Give the data below again, word for word.

Items from a data source:

--*--

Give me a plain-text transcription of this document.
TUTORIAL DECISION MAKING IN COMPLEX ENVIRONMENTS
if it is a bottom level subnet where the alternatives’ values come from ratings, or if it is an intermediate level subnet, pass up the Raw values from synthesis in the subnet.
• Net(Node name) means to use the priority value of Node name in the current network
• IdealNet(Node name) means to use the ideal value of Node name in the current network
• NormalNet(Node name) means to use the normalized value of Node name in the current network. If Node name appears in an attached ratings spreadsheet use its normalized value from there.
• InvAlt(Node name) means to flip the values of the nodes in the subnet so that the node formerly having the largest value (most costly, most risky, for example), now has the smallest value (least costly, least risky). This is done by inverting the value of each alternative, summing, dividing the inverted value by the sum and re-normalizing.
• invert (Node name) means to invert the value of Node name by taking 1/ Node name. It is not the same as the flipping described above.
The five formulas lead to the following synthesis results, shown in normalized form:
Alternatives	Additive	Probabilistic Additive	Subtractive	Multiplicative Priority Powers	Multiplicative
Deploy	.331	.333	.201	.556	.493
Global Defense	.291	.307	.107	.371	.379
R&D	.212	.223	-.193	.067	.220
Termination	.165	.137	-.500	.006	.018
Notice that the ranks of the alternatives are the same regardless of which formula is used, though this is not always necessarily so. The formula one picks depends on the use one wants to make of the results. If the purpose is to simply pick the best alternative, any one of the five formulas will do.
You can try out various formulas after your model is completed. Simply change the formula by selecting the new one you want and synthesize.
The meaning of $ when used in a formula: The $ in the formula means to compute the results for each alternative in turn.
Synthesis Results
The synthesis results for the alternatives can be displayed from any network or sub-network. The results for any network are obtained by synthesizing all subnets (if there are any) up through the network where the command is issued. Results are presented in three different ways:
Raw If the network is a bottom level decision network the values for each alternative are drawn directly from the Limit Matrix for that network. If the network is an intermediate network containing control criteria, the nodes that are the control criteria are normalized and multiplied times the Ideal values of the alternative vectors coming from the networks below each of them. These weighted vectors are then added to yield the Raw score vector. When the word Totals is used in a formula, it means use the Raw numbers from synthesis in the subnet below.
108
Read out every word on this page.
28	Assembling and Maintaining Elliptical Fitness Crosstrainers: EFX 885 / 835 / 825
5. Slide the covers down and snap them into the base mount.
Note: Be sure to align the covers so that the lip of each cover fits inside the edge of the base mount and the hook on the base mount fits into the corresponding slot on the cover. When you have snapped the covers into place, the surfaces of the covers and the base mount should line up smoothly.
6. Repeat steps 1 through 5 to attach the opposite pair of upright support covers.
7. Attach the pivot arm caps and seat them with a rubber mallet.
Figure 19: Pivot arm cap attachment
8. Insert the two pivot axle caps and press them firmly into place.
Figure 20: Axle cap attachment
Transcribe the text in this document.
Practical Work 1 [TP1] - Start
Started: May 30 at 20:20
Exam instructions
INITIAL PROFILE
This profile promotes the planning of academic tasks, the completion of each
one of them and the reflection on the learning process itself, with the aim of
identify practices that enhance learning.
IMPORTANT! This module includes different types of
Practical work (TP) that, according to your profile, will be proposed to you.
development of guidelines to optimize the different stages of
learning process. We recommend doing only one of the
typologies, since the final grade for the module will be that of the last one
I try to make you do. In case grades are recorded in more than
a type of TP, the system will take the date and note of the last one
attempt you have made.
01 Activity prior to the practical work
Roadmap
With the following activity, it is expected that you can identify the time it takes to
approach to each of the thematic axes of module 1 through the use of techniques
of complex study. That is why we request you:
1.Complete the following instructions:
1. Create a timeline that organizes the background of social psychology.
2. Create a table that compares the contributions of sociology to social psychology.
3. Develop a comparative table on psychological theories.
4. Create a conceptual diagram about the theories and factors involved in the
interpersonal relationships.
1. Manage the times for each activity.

--*--

• **Task answer**
Give me a plain-text transcription of this document.
TUTORIAL DECISION MAKING IN COMPLEX ENVIRONMENTS
if it is a bottom level subnet where the alternatives’ values come from ratings, or if it is an intermediate level subnet, pass up the Raw values from synthesis in the subnet.
• Net(Node name) means to use the priority value of Node name in the current network
• IdealNet(Node name) means to use the ideal value of Node name in the current network
• NormalNet(Node name) means to use the normalized value of Node name in the current network. If Node name appears in an attached ratings spreadsheet use its normalized value from there.
• InvAlt(Node name) means to flip the values of the nodes in the subnet so that the node formerly having the largest value (most costly, most risky, for example), now has the smallest value (least costly, least risky). This is done by inverting the value of each alternative, summing, dividing the inverted value by the sum and re-normalizing.
• invert (Node name) means to invert the value of Node name by taking 1/ Node name. It is not the same as the flipping described above.
The five formulas lead to the following synthesis results, shown in normalized form:
Alternatives	Additive	Probabilistic Additive	Subtractive	Multiplicative Priority Powers	Multiplicative
Deploy	.331	.333	.201	.556	.493
Global Defense	.291	.307	.107	.371	.379
R&D	.212	.223	-.193	.067	.220
Termination	.165	.137	-.500	.006	.018
Notice that the ranks of the alternatives are the same regardless of which formula is used, though this is not always necessarily so. The formula one picks depends on the use one wants to make of the results. If the purpose is to simply pick the best alternative, any one of the five formulas will do.
You can try out various formulas after your model is completed. Simply change the formula by selecting the new one you want and synthesize.
The meaning of $ when used in a formula: The $ in the formula means to compute the results for each alternative in turn.
Synthesis Results
The synthesis results for the alternatives can be displayed from any network or sub-network. The results for any network are obtained by synthesizing all subnets (if there are any) up through the network where the command is issued. Results are presented in three different ways:
Raw If the network is a bottom level decision network the values for each alternative are drawn directly from the Limit Matrix for that network. If the network is an intermediate network containing control criteria, the nodes that are the control criteria are normalized and multiplied times the Ideal values of the alternative vectors coming from the networks below each of them. These weighted vectors are then added to yield the Raw score vector. When the word Totals is used in a formula, it means use the Raw numbers from synthesis in the subnet below.
108
Read out every word on this page.
28	Assembling and Maintaining Elliptical Fitness Crosstrainers: EFX 885 / 835 / 825
5. Slide the covers down and snap them into the base mount.
Note: Be sure to align the covers so that the lip of each cover fits inside the edge of the base mount and the hook on the base mount fits into the corresponding slot on the cover. When you have snapped the covers into place, the surfaces of the covers and the base mount should line up smoothly.
6. Repeat steps 1 through 5 to attach the opposite pair of upright support covers.
7. Attach the pivot arm caps and seat them with a rubber mallet.
Figure 19: Pivot arm cap attachment
8. Insert the two pivot axle caps and press them firmly into place.
Figure 20: Axle cap attachment
Transcribe the text in this document.
Practical Work 1 [TP1] - Start
Started: May 30 at 20:20
Exam instructions
INITIAL PROFILE
This profile promotes the planning of academic tasks, the completion of each
one of them and the reflection on the learning process itself, with the aim of
identify practices that enhance learning.
IMPORTANT! This module includes different types of
Practical work (TP) that, according to your profile, will be proposed to you.
development of guidelines to optimize the different stages of
learning process. We recommend doing only one of the
typologies, since the final grade for the module will be that of the last one
I try to make you do. In case grades are recorded in more than
a type of TP, the system will take the date and note of the last one
attempt you have made.
01 Activity prior to the practical work
Roadmap
With the following activity, it is expected that you can identify the time it takes to
approach to each of the thematic axes of module 1 through the use of techniques
of complex study. That is why we request you:
1.Complete the following instructions:
1. Create a timeline that organizes the background of social psychology.
2. Create a table that compares the contributions of sociology to social psychology.
3. Develop a comparative table on psychological theories.
4. Create a conceptual diagram about the theories and factors involved in the
interpersonal relationships.
1. Manage the times for each activity.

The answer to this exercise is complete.